AIM: In the records below, find the line that contains "Serialize everything readable". Retype that line and all the lines after it through the end, leaving out the pictures.

DATA SHOWN:
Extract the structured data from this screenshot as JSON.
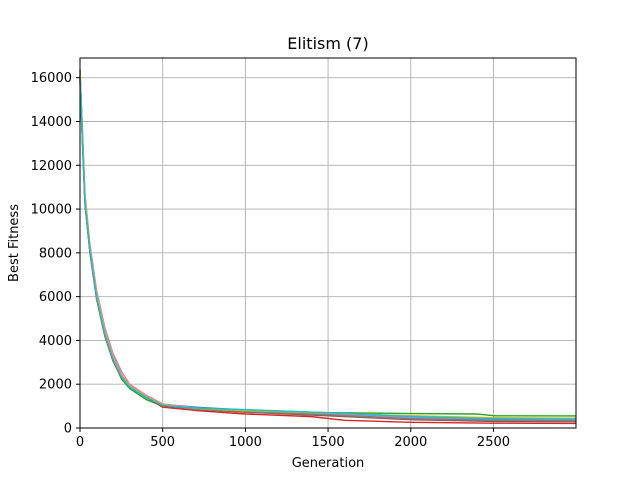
{
  "chart_data": {
    "type": "line",
    "title": "Elitism (7)",
    "xlabel": "Generation",
    "ylabel": "Best Fitness",
    "xlim": [
      0,
      2999
    ],
    "ylim": [
      0,
      16900
    ],
    "xticks": [
      0,
      500,
      1000,
      1500,
      2000,
      2500
    ],
    "yticks": [
      0,
      2000,
      4000,
      6000,
      8000,
      10000,
      12000,
      14000,
      16000
    ],
    "grid": true,
    "legend": "none",
    "colors": [
      "#1f77b4",
      "#ff7f0e",
      "#2ca02c",
      "#d62728",
      "#9467bd",
      "#8c564b",
      "#e377c2",
      "#7f7f7f",
      "#bcbd22",
      "#17becf"
    ],
    "series": [
      {
        "x": [
          0,
          30,
          60,
          100,
          150,
          200,
          250,
          300,
          400,
          500,
          700,
          1000,
          1500,
          2000,
          2500,
          2999
        ],
        "values": [
          16400,
          10500,
          8200,
          6100,
          4400,
          3200,
          2350,
          1850,
          1400,
          1080,
          950,
          820,
          660,
          500,
          430,
          420
        ]
      },
      {
        "x": [
          0,
          30,
          60,
          100,
          150,
          200,
          250,
          300,
          400,
          500,
          700,
          1000,
          1500,
          2000,
          2500,
          2999
        ],
        "values": [
          16000,
          10300,
          8100,
          6000,
          4300,
          3150,
          2400,
          1950,
          1450,
          1050,
          880,
          760,
          640,
          470,
          400,
          380
        ]
      },
      {
        "x": [
          0,
          30,
          60,
          100,
          150,
          200,
          250,
          300,
          400,
          500,
          700,
          1000,
          1500,
          2000,
          2400,
          2500,
          2999
        ],
        "values": [
          16200,
          10600,
          8300,
          6200,
          4400,
          3100,
          2250,
          1800,
          1300,
          1000,
          900,
          820,
          700,
          660,
          640,
          560,
          550
        ]
      },
      {
        "x": [
          0,
          30,
          60,
          100,
          150,
          200,
          250,
          300,
          400,
          500,
          700,
          1000,
          1400,
          1600,
          2000,
          2500,
          2999
        ],
        "values": [
          15800,
          10200,
          8000,
          5900,
          4200,
          3050,
          2300,
          1900,
          1400,
          950,
          800,
          640,
          520,
          350,
          260,
          220,
          210
        ]
      },
      {
        "x": [
          0,
          30,
          60,
          100,
          150,
          200,
          250,
          300,
          400,
          500,
          700,
          1000,
          1500,
          2000,
          2500,
          2999
        ],
        "values": [
          16100,
          10400,
          8150,
          6050,
          4350,
          3250,
          2450,
          1900,
          1420,
          1060,
          900,
          780,
          620,
          440,
          360,
          340
        ]
      },
      {
        "x": [
          0,
          30,
          60,
          100,
          150,
          200,
          250,
          300,
          400,
          500,
          700,
          1000,
          1500,
          2000,
          2500,
          2999
        ],
        "values": [
          15900,
          10350,
          8050,
          5950,
          4250,
          3100,
          2350,
          1870,
          1380,
          1020,
          860,
          720,
          560,
          380,
          300,
          290
        ]
      },
      {
        "x": [
          0,
          30,
          60,
          100,
          150,
          200,
          250,
          300,
          400,
          500,
          700,
          1000,
          1500,
          2000,
          2500,
          2999
        ],
        "values": [
          16300,
          10700,
          8400,
          6300,
          4600,
          3400,
          2600,
          2000,
          1500,
          1100,
          920,
          800,
          650,
          480,
          390,
          370
        ]
      },
      {
        "x": [
          0,
          30,
          60,
          100,
          150,
          200,
          250,
          300,
          400,
          500,
          700,
          1000,
          1500,
          2000,
          2500,
          2999
        ],
        "values": [
          16050,
          10450,
          8200,
          6000,
          4300,
          3180,
          2380,
          1880,
          1410,
          1040,
          870,
          750,
          600,
          420,
          350,
          330
        ]
      },
      {
        "x": [
          0,
          30,
          60,
          100,
          150,
          200,
          250,
          300,
          400,
          500,
          700,
          1000,
          1500,
          2000,
          2500,
          2999
        ],
        "values": [
          16150,
          10550,
          8250,
          6150,
          4450,
          3220,
          2420,
          1920,
          1430,
          1070,
          890,
          790,
          680,
          560,
          470,
          450
        ]
      },
      {
        "x": [
          0,
          30,
          60,
          100,
          150,
          200,
          250,
          300,
          400,
          500,
          700,
          1000,
          1500,
          2000,
          2500,
          2999
        ],
        "values": [
          15950,
          10250,
          8100,
          5980,
          4280,
          3120,
          2330,
          1860,
          1390,
          1030,
          910,
          840,
          700,
          520,
          420,
          410
        ]
      }
    ]
  }
}
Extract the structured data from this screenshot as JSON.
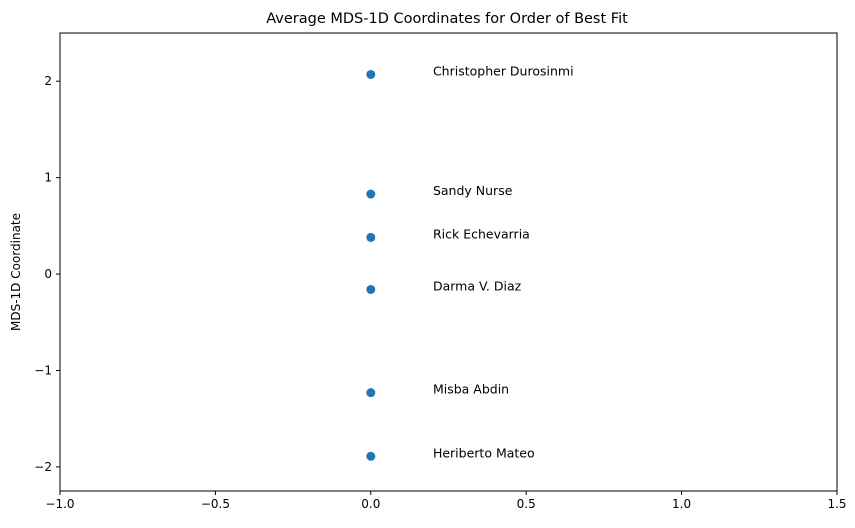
{
  "chart_data": {
    "type": "scatter",
    "title": "Average MDS-1D Coordinates for Order of Best Fit",
    "xlabel": "",
    "ylabel": "MDS-1D Coordinate",
    "xlim": [
      -1.0,
      1.5
    ],
    "ylim": [
      -2.25,
      2.5
    ],
    "xticks": [
      -1.0,
      -0.5,
      0.0,
      0.5,
      1.0,
      1.5
    ],
    "xtick_labels": [
      "−1.0",
      "−0.5",
      "0.0",
      "0.5",
      "1.0",
      "1.5"
    ],
    "yticks": [
      -2,
      -1,
      0,
      1,
      2
    ],
    "ytick_labels": [
      "−2",
      "−1",
      "0",
      "1",
      "2"
    ],
    "grid": false,
    "marker_color": "#1f77b4",
    "label_offset_x": 0.2,
    "points": [
      {
        "x": 0.0,
        "y": 2.07,
        "label": "Christopher Durosinmi"
      },
      {
        "x": 0.0,
        "y": 0.83,
        "label": "Sandy Nurse"
      },
      {
        "x": 0.0,
        "y": 0.38,
        "label": "Rick Echevarria"
      },
      {
        "x": 0.0,
        "y": -0.16,
        "label": "Darma V. Diaz"
      },
      {
        "x": 0.0,
        "y": -1.23,
        "label": "Misba Abdin"
      },
      {
        "x": 0.0,
        "y": -1.89,
        "label": "Heriberto Mateo"
      }
    ]
  }
}
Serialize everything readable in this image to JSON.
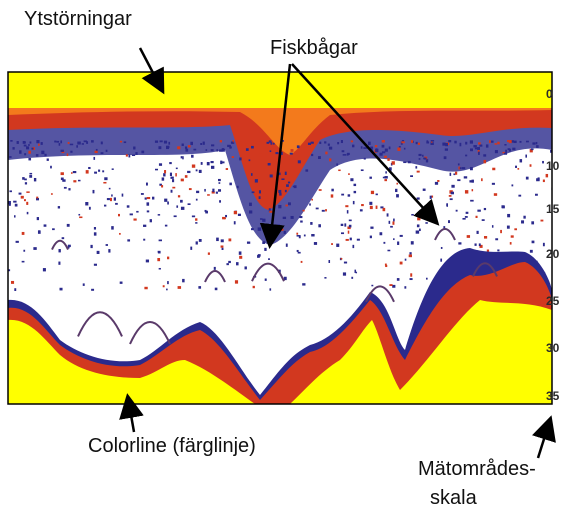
{
  "labels": {
    "surface": "Ytstörningar",
    "fish": "Fiskbågar",
    "colorline": "Colorline (färglinje)",
    "scale": [
      "Mätområdes-",
      "skala"
    ]
  },
  "depth_scale": [
    "0",
    "10",
    "15",
    "20",
    "25",
    "30",
    "35"
  ]
}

RESPONSE BELOW:
Serialize everything readable in this image to JSON.
{
  "labels": {
    "surface": "Ytstörningar",
    "fish": "Fiskbågar",
    "colorline": "Colorline (färglinje)",
    "scale": [
      "Mätområdes-",
      "skala"
    ]
  },
  "depth_scale": [
    "0",
    "10",
    "15",
    "20",
    "25",
    "30",
    "35"
  ]
}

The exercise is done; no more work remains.